* Objective: Filter the entries that follow, copying every line in which the word "default" appears.

* Entries provided:
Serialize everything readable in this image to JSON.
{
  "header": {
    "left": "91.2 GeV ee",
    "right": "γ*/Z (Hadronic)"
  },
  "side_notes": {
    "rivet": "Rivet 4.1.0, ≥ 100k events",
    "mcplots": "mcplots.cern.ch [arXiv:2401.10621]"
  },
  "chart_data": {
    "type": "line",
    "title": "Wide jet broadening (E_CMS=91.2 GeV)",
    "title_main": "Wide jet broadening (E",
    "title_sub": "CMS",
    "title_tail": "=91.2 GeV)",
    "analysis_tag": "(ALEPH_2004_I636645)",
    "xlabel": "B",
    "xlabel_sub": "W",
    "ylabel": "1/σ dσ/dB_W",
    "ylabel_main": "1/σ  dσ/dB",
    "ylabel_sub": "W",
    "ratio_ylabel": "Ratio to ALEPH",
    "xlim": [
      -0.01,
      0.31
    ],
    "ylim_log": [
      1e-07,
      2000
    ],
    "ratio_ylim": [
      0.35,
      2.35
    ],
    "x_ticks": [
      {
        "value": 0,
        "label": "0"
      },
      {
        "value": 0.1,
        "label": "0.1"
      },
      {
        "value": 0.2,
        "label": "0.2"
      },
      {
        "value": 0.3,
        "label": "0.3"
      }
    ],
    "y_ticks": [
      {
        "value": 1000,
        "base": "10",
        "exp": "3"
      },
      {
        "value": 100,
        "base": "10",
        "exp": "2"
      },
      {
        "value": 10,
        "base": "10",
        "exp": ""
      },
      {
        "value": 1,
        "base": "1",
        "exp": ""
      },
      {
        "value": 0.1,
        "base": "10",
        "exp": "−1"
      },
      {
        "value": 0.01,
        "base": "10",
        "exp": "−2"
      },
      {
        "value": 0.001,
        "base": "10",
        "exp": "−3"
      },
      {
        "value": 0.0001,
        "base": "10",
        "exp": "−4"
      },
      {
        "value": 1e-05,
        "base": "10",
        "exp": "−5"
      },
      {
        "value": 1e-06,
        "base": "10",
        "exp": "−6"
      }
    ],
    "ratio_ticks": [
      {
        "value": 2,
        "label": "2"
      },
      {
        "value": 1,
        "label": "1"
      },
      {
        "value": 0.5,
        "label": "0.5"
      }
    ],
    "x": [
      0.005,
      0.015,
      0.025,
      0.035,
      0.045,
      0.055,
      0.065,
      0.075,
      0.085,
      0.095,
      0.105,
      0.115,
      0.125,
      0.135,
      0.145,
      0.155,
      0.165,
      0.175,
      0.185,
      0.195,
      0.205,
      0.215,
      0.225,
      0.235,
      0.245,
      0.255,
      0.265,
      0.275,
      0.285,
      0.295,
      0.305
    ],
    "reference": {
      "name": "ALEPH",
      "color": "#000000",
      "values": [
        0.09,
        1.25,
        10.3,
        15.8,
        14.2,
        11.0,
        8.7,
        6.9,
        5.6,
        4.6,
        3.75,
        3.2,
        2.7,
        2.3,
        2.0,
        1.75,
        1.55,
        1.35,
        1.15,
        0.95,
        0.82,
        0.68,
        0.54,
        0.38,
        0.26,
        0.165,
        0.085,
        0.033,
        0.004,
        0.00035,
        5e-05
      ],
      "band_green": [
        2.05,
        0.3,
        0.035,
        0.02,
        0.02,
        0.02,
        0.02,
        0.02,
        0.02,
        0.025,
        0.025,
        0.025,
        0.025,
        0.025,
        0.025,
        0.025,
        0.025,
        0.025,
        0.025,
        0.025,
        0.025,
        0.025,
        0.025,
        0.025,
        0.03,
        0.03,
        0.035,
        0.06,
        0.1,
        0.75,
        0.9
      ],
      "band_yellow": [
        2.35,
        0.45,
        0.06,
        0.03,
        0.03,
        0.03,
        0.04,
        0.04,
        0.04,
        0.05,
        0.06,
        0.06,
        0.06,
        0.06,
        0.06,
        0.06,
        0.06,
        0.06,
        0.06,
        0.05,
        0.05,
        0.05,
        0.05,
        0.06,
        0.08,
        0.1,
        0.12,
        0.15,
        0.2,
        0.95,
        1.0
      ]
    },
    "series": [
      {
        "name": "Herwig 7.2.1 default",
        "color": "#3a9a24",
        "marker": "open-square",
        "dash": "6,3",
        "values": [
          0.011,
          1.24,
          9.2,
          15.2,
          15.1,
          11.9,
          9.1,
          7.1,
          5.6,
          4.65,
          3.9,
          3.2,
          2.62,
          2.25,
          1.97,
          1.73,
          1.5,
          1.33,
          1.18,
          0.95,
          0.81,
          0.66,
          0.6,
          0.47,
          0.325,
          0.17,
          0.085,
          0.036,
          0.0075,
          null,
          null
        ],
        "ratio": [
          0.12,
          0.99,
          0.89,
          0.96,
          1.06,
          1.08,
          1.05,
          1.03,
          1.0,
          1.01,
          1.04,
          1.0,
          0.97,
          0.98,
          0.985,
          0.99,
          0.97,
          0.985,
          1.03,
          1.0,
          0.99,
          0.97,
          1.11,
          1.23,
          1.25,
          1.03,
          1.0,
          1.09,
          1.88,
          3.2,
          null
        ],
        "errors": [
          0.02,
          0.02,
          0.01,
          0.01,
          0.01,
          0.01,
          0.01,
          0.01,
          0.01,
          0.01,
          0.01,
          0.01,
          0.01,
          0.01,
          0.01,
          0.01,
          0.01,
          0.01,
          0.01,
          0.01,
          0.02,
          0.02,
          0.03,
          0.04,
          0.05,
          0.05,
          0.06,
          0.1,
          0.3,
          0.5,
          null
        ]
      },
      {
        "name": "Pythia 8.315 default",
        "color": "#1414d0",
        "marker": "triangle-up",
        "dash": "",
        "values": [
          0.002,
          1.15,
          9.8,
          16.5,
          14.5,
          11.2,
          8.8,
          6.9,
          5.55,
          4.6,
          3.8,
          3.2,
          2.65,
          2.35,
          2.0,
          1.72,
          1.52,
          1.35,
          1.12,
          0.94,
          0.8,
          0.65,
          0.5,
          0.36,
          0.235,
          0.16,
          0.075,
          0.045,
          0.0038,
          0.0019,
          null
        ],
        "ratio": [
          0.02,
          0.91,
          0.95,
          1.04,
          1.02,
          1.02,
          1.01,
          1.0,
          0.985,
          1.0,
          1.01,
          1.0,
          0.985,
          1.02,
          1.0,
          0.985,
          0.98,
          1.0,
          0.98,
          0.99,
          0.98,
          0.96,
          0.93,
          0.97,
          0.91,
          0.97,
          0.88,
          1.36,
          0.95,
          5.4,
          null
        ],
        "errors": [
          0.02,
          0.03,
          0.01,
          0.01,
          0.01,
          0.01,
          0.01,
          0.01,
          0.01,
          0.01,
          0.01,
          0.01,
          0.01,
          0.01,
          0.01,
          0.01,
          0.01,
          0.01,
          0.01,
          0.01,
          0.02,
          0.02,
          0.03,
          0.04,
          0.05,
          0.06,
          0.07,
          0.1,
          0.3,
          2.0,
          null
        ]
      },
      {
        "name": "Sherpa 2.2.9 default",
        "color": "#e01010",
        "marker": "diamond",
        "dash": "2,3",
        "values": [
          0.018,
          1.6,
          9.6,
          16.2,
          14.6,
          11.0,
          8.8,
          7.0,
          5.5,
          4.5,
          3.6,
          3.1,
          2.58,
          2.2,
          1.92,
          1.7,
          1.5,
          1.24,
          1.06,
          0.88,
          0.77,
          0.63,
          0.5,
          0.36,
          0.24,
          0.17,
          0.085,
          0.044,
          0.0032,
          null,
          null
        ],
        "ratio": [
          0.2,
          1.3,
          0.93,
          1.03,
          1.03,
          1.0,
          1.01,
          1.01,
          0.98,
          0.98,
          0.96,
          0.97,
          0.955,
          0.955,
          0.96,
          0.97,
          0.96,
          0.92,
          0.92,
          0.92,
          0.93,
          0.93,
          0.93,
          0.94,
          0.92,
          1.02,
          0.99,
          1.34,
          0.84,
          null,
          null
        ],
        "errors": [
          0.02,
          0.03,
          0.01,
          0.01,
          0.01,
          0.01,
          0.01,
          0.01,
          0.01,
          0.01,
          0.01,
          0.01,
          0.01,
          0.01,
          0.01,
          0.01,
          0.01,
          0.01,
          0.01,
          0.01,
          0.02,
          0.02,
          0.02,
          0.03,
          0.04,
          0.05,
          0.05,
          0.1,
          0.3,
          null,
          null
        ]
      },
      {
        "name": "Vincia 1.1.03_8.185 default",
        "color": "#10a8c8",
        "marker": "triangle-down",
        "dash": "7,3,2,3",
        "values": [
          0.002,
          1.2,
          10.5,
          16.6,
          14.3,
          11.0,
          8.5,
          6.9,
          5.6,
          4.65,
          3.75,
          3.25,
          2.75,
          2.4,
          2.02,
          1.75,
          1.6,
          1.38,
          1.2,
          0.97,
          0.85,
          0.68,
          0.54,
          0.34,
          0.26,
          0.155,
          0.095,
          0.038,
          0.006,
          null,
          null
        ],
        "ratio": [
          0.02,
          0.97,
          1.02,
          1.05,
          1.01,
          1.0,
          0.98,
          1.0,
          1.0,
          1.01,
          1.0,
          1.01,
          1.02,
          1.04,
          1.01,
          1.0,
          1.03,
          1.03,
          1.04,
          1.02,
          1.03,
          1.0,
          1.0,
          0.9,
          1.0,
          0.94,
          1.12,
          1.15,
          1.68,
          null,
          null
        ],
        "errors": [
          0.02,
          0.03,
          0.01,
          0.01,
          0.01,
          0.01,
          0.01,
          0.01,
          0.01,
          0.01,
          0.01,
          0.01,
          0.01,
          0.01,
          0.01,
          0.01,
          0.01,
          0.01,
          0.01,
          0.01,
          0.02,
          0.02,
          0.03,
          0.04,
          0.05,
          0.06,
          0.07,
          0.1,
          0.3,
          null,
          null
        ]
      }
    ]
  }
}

* Output of the exercise:
        "name": "Herwig 7.2.1 default",
        "name": "Pythia 8.315 default",
        "name": "Sherpa 2.2.9 default",
        "name": "Vincia 1.1.03_8.185 default",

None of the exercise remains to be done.